__Directions for this task__: Take every line that has the string "Windows" and copy it out.

(Dataset excerpts)
>>>>>

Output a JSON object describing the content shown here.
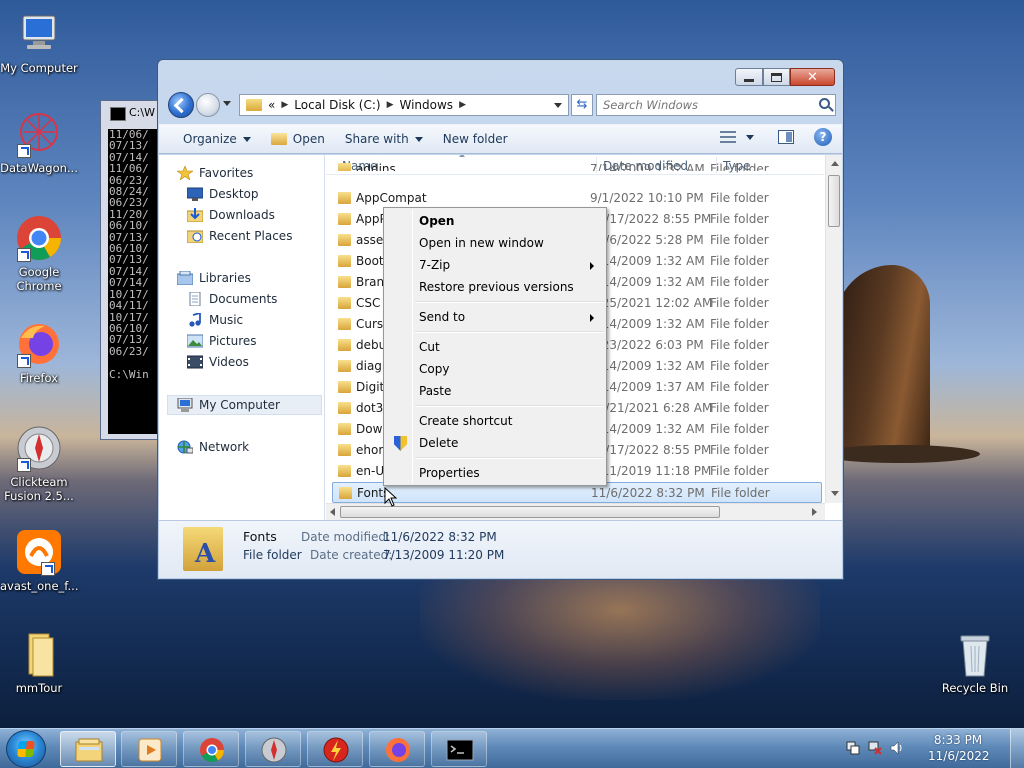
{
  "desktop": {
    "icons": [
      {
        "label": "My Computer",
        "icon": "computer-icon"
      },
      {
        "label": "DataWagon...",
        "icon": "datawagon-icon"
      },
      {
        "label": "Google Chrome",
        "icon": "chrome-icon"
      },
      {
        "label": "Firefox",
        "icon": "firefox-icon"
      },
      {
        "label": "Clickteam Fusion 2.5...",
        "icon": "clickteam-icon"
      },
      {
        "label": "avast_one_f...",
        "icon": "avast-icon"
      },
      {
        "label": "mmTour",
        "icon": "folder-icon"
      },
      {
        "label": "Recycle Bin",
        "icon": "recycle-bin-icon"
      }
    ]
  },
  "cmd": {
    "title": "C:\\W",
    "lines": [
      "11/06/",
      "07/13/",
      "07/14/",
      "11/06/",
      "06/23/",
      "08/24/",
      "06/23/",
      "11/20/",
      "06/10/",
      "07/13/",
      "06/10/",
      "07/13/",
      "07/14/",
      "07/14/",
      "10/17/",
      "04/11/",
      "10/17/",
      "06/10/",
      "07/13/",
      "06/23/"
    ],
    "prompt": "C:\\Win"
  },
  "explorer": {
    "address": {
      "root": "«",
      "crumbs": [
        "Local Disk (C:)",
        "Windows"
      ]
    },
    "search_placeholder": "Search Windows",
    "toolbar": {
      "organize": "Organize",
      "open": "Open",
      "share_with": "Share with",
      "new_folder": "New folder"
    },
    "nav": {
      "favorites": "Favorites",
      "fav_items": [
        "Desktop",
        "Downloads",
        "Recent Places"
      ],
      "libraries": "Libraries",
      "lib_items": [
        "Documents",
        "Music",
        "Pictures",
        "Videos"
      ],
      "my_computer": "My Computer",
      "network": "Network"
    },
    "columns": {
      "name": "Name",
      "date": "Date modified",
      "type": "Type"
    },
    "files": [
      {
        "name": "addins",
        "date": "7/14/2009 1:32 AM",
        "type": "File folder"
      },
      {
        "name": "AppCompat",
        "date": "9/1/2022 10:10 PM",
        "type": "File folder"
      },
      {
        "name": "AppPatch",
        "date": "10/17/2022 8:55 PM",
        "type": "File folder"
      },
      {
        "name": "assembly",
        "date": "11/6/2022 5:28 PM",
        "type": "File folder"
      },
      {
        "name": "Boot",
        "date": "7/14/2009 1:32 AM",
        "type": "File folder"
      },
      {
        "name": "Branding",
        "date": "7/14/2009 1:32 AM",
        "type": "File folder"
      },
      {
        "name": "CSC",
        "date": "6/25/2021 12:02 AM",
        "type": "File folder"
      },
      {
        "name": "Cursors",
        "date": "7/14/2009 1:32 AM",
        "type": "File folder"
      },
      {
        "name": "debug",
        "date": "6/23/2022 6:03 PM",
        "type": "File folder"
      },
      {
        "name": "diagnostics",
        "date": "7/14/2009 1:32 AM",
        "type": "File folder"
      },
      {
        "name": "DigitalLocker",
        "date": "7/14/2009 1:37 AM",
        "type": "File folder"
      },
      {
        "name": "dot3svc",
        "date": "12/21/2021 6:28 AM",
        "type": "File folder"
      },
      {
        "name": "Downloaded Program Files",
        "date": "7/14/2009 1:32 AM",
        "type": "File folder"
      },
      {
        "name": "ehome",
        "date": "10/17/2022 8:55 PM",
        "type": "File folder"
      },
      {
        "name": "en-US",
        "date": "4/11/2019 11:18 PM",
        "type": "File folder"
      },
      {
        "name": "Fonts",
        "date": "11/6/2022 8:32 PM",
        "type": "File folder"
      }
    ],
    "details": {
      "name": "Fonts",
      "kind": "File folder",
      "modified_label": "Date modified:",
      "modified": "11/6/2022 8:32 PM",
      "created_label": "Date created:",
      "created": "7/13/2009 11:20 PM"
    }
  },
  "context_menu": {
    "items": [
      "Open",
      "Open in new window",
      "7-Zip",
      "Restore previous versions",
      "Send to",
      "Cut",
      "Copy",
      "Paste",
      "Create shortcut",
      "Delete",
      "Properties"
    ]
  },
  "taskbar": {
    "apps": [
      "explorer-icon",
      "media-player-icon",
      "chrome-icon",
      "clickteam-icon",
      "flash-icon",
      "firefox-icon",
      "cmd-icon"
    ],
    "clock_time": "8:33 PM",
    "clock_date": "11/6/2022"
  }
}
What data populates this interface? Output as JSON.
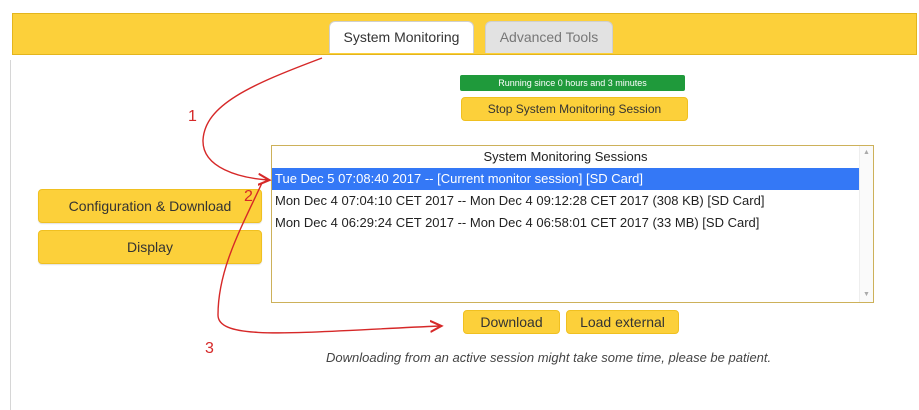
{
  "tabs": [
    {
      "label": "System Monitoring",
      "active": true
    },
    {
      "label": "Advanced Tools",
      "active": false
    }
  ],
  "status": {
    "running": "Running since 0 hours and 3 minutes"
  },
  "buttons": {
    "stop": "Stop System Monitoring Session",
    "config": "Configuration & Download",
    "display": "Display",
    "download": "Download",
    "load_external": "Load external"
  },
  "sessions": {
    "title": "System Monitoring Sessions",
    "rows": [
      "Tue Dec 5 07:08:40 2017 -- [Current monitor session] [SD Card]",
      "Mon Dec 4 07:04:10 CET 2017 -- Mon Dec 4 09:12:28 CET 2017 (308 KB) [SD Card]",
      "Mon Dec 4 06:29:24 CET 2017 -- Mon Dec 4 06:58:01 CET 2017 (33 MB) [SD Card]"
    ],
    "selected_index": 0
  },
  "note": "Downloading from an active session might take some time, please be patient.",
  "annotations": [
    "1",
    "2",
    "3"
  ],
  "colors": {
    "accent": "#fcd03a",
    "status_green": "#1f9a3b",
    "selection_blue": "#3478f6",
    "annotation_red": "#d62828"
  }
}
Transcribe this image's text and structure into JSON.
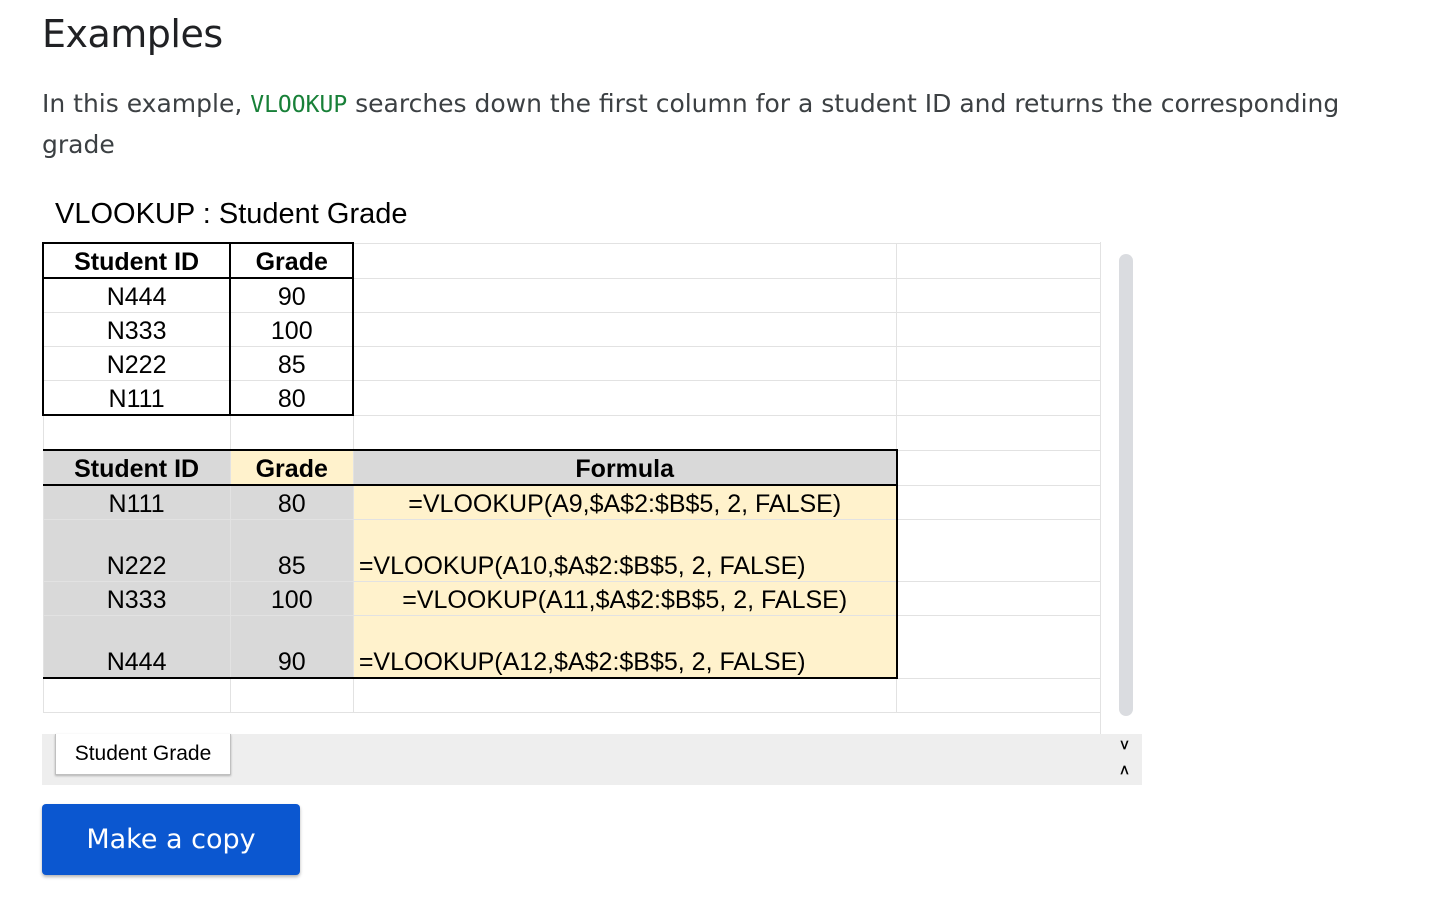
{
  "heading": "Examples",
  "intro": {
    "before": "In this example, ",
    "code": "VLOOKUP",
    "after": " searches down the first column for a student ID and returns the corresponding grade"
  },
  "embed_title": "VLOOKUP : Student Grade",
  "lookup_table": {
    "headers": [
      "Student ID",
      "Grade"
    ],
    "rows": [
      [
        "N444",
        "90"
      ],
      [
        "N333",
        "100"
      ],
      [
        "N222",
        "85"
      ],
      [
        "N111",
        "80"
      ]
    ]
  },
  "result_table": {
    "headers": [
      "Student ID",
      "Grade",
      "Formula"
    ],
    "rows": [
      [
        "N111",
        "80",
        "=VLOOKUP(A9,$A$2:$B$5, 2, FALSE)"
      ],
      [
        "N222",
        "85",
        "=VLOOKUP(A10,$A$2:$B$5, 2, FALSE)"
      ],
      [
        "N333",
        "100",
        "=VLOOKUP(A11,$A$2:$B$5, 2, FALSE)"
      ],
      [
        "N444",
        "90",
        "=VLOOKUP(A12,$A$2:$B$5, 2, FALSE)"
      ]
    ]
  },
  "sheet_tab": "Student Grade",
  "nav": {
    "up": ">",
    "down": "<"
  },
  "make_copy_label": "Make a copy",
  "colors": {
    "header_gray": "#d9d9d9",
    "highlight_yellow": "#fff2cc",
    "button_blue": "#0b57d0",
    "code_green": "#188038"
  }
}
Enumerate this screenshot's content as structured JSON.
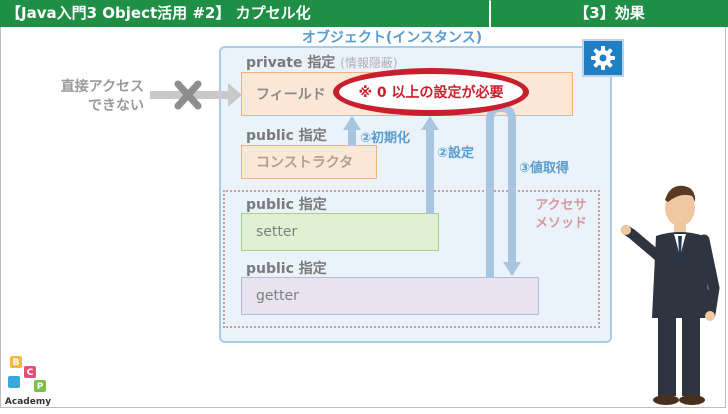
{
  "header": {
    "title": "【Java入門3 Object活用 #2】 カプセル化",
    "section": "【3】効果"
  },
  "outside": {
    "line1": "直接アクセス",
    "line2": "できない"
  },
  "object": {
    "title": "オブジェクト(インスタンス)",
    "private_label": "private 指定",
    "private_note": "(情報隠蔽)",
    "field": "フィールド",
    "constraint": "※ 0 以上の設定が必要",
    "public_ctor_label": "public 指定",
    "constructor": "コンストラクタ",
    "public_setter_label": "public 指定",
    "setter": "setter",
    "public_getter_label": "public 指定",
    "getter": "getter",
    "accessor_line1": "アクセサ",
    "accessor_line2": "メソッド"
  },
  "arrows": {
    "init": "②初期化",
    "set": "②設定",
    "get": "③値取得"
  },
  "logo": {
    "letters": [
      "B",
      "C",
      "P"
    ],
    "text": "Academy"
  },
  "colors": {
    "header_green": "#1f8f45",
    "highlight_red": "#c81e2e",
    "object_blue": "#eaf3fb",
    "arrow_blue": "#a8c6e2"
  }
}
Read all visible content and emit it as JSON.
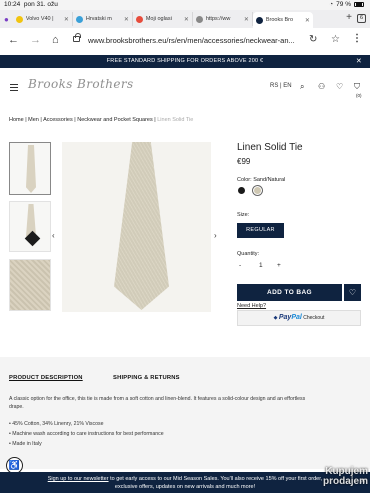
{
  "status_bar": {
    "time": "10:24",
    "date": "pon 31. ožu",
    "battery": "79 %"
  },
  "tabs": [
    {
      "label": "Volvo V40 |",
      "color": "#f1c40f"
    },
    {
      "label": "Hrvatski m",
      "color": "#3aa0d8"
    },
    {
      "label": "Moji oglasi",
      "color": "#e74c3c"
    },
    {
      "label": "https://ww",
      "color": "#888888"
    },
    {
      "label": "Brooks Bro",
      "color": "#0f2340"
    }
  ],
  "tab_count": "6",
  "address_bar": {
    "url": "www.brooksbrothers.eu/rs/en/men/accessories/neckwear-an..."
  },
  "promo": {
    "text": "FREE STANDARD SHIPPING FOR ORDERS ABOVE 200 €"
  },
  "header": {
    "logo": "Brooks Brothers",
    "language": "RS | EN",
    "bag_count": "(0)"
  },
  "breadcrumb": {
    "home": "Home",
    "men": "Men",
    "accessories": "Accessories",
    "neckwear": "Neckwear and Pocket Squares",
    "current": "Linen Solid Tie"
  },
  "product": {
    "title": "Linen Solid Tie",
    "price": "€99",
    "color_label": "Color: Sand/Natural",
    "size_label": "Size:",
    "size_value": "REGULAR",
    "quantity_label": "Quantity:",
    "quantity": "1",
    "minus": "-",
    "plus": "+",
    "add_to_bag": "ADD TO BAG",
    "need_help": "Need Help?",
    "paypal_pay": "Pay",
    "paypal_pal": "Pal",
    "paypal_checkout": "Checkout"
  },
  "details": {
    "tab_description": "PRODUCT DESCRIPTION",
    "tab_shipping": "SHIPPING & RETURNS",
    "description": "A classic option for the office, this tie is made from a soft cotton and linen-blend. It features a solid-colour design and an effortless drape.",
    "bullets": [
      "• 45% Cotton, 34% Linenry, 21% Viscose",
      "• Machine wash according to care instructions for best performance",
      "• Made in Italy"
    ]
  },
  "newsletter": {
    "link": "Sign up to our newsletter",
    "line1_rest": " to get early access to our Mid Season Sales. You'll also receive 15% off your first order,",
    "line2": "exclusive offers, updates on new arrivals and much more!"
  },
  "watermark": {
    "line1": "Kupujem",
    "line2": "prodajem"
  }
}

<<<<<

__Expected answer__:
        "Windows"
    "search_placeholder": "Search Windows",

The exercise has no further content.